▶ [Challenge] From the records, pick out and copy each line containing "Class".
════
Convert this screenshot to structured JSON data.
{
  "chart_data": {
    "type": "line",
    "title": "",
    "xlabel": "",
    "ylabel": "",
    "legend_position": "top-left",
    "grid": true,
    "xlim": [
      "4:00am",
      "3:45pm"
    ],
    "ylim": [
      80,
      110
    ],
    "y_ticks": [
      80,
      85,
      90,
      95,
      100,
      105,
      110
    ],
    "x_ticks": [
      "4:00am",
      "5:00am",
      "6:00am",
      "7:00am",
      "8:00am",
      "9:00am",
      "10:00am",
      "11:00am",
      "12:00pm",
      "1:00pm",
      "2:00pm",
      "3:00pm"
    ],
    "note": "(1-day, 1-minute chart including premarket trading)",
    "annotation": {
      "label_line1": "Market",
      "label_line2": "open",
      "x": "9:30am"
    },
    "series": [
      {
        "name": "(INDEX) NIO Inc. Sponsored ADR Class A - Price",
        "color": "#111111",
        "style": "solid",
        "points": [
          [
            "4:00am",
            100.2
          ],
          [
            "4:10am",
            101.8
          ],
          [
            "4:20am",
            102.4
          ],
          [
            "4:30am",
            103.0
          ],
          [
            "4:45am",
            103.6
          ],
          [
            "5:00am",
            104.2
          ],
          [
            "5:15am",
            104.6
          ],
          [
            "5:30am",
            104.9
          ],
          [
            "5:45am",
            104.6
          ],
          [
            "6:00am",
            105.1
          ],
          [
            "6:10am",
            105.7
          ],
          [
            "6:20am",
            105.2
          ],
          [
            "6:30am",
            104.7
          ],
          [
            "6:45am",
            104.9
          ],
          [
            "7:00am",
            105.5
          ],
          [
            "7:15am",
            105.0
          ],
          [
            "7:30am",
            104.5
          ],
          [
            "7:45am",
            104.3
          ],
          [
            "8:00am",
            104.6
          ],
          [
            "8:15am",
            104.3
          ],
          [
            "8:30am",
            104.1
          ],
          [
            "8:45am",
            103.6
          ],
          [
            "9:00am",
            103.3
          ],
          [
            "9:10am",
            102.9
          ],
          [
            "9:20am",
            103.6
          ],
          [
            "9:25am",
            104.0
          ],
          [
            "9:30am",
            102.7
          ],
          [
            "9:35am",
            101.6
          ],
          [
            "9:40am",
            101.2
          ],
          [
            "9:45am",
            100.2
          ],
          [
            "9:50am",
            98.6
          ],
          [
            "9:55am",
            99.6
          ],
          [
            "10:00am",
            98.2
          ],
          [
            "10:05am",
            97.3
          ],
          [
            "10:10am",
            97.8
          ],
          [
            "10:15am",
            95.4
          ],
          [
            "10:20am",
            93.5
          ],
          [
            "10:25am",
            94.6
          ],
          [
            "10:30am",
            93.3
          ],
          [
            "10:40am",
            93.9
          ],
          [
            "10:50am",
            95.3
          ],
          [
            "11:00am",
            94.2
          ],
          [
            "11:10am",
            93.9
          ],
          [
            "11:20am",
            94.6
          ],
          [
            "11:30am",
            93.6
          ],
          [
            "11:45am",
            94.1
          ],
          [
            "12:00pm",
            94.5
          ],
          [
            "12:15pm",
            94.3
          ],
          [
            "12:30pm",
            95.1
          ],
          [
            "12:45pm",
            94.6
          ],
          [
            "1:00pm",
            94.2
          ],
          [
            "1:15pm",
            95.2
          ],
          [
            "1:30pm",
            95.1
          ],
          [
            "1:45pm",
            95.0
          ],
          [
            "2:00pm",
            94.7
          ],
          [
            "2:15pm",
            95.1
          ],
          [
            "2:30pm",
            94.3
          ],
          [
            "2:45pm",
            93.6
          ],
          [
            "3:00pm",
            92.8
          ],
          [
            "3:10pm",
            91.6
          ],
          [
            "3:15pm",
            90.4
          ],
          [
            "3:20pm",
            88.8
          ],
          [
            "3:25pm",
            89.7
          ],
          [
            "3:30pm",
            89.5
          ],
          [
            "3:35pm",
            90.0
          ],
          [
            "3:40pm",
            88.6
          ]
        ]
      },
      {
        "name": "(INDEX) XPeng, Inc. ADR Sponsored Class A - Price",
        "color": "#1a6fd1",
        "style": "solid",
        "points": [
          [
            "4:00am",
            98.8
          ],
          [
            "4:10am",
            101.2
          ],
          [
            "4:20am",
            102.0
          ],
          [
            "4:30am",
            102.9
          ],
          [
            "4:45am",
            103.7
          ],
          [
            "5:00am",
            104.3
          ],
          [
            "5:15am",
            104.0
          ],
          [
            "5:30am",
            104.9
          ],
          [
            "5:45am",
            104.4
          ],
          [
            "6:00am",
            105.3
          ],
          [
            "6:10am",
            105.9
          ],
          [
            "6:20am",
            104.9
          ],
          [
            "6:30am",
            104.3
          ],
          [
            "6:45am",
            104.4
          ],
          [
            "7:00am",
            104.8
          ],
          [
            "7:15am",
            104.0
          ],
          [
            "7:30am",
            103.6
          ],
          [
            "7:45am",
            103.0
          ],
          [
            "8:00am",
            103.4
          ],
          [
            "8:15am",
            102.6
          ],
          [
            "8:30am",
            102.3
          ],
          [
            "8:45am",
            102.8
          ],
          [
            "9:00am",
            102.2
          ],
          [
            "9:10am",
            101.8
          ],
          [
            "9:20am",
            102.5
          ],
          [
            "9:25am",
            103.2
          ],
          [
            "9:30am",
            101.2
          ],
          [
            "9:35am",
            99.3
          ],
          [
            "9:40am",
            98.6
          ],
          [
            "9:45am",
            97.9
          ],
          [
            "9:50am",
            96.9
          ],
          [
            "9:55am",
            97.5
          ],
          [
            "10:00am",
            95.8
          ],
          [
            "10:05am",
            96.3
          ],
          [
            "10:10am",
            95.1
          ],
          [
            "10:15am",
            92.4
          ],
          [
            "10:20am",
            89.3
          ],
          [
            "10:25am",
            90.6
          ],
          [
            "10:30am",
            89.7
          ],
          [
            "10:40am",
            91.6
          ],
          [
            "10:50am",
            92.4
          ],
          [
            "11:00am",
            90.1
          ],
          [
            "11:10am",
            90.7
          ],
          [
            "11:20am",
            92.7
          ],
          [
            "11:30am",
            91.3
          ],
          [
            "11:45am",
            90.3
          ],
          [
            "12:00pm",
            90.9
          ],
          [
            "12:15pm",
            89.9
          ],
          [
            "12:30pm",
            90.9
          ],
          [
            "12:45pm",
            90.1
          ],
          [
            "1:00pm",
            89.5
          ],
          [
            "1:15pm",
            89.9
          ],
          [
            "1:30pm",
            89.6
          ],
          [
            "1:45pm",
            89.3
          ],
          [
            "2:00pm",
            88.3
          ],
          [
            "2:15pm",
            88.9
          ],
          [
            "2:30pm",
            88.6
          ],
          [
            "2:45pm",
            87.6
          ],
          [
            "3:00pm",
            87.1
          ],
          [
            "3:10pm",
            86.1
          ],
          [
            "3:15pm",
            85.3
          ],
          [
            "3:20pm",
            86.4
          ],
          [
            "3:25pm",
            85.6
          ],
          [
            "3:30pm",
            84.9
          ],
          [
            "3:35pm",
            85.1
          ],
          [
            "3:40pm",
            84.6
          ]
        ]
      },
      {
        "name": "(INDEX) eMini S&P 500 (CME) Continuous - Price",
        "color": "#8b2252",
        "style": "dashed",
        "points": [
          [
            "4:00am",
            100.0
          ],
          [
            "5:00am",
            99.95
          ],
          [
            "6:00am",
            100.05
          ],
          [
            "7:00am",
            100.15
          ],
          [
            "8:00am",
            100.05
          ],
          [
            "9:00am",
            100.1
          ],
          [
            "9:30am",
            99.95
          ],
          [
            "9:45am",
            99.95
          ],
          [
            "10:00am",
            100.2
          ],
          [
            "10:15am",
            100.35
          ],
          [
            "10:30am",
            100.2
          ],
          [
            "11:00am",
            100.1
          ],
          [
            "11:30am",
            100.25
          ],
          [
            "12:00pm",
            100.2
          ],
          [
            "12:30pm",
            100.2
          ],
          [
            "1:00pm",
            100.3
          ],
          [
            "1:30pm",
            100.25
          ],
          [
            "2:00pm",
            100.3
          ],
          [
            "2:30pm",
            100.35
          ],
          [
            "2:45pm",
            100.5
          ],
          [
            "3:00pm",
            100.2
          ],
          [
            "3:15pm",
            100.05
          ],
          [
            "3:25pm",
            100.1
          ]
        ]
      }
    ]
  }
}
════
▶ [Exercise solution]
        "name": "(INDEX) NIO Inc. Sponsored ADR Class A - Price",
        "name": "(INDEX) XPeng, Inc. ADR Sponsored Class A - Price",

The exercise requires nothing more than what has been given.